>>>>>

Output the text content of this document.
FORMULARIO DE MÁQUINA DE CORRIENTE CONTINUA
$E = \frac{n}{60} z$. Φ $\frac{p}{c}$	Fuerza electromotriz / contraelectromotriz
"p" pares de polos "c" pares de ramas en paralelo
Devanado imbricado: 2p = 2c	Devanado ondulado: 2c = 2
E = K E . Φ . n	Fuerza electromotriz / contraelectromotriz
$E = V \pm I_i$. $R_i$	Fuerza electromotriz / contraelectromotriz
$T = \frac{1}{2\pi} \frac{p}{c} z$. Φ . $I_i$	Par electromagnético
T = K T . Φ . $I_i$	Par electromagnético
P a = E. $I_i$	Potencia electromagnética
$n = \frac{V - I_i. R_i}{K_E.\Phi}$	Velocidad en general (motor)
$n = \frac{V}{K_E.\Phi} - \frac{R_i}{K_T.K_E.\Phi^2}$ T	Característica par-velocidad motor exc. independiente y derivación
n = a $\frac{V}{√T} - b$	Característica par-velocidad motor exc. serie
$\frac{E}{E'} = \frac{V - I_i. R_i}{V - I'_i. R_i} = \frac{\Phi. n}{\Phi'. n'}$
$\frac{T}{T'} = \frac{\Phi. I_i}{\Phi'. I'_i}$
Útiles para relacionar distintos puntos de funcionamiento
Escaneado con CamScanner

<<<<<

--- Written problem ---
Determine how many lines in the listing above hold the word "frac", answering with the number only.

--- Exercise result ---
7